-- START OF Stored records --
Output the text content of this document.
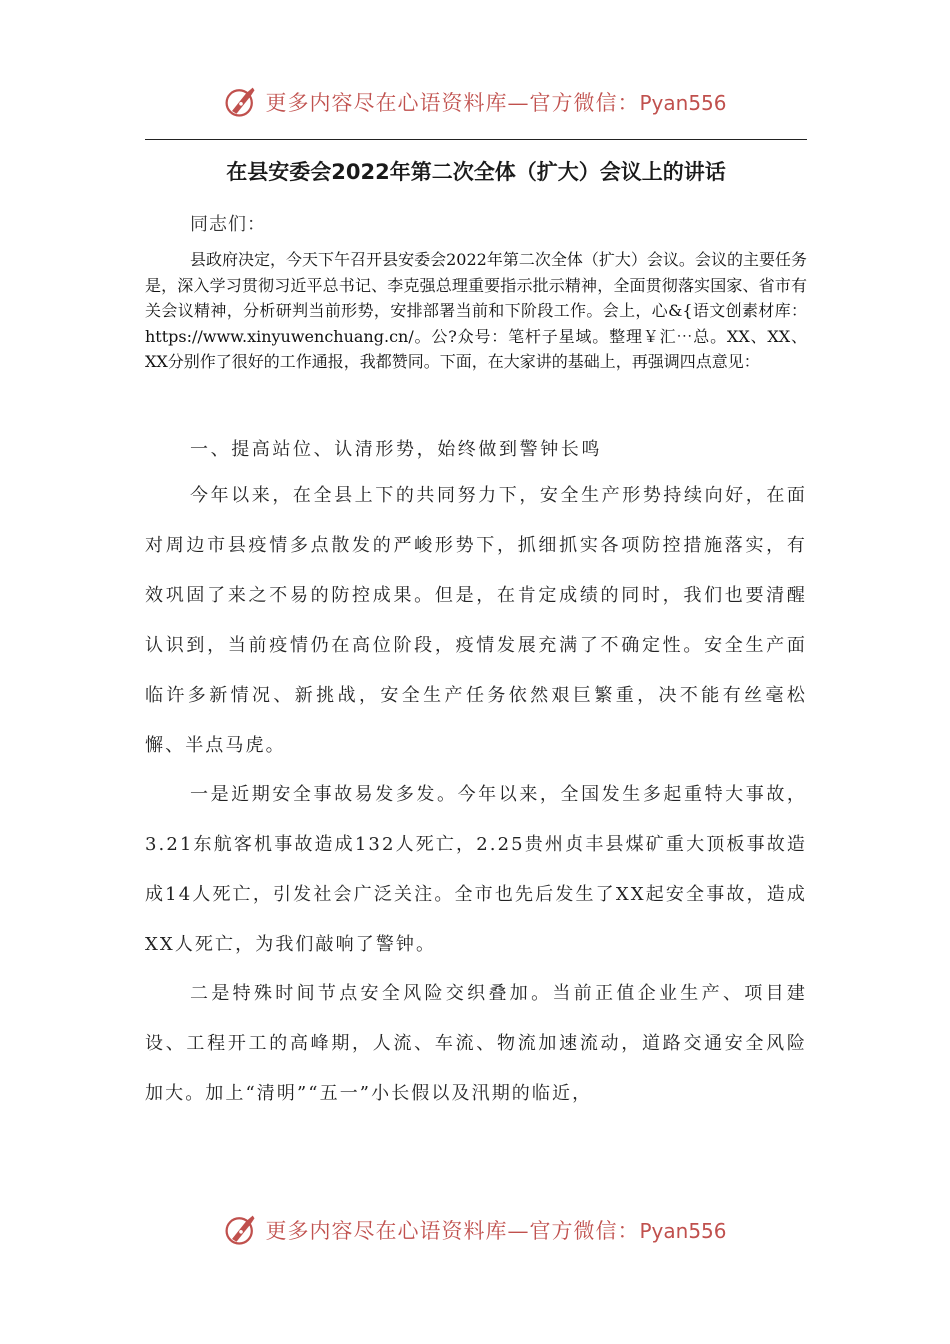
更多内容尽在心语资料库—官方微信：Pyan556
在县安委会2022年第二次全体（扩大）会议上的讲话
同志们：

县政府决定，今天下午召开县安委会2022年第二次全体（扩大）会议。会议的主要任务是，深入学习贯彻习近平总书记、李克强总理重要指示批示精神，全面贯彻落实国家、省市有关会议精神，分析研判当前形势，安排部署当前和下阶段工作。会上，心&{语文创素材库：https://www.xinyuwenchuang.cn/。公?众号：笔杆子星域。整理￥汇⋯总。XX、XX、XX分别作了很好的工作通报，我都赞同。下面，在大家讲的基础上，再强调四点意见：

一、提高站位、认清形势，始终做到警钟长鸣

今年以来，在全县上下的共同努力下，安全生产形势持续向好，在面对周边市县疫情多点散发的严峻形势下，抓细抓实各项防控措施落实，有效巩固了来之不易的防控成果。但是，在肯定成绩的同时，我们也要清醒认识到，当前疫情仍在高位阶段，疫情发展充满了不确定性。安全生产面临许多新情况、新挑战，安全生产任务依然艰巨繁重，决不能有丝毫松懈、半点马虎。

一是近期安全事故易发多发。今年以来，全国发生多起重特大事故，3.21东航客机事故造成132人死亡，2.25贵州贞丰县煤矿重大顶板事故造成14人死亡，引发社会广泛关注。全市也先后发生了XX起安全事故，造成XX人死亡，为我们敲响了警钟。

二是特殊时间节点安全风险交织叠加。当前正值企业生产、项目建设、工程开工的高峰期，人流、车流、物流加速流动，道路交通安全风险加大。加上“清明”“五一”小长假以及汛期的临近，

更多内容尽在心语资料库—官方微信：Pyan556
-- END OF Stored records --
Copy all the records above exactly, but leave out the pictures.

Solution to this problem
Output the text content of this document.
更多内容尽在心语资料库—官方微信：Pyan556
在县安委会2022年第二次全体（扩大）会议上的讲话
同志们：

县政府决定，今天下午召开县安委会2022年第二次全体（扩大）会议。会议的主要任务是，深入学习贯彻习近平总书记、李克强总理重要指示批示精神，全面贯彻落实国家、省市有关会议精神，分析研判当前形势，安排部署当前和下阶段工作。会上，心&{语文创素材库：https://www.xinyuwenchuang.cn/。公?众号：笔杆子星域。整理￥汇⋯总。XX、XX、XX分别作了很好的工作通报，我都赞同。下面，在大家讲的基础上，再强调四点意见：

一、提高站位、认清形势，始终做到警钟长鸣

今年以来，在全县上下的共同努力下，安全生产形势持续向好，在面对周边市县疫情多点散发的严峻形势下，抓细抓实各项防控措施落实，有效巩固了来之不易的防控成果。但是，在肯定成绩的同时，我们也要清醒认识到，当前疫情仍在高位阶段，疫情发展充满了不确定性。安全生产面临许多新情况、新挑战，安全生产任务依然艰巨繁重，决不能有丝毫松懈、半点马虎。

一是近期安全事故易发多发。今年以来，全国发生多起重特大事故，3.21东航客机事故造成132人死亡，2.25贵州贞丰县煤矿重大顶板事故造成14人死亡，引发社会广泛关注。全市也先后发生了XX起安全事故，造成XX人死亡，为我们敲响了警钟。

二是特殊时间节点安全风险交织叠加。当前正值企业生产、项目建设、工程开工的高峰期，人流、车流、物流加速流动，道路交通安全风险加大。加上“清明”“五一”小长假以及汛期的临近，

更多内容尽在心语资料库—官方微信：Pyan556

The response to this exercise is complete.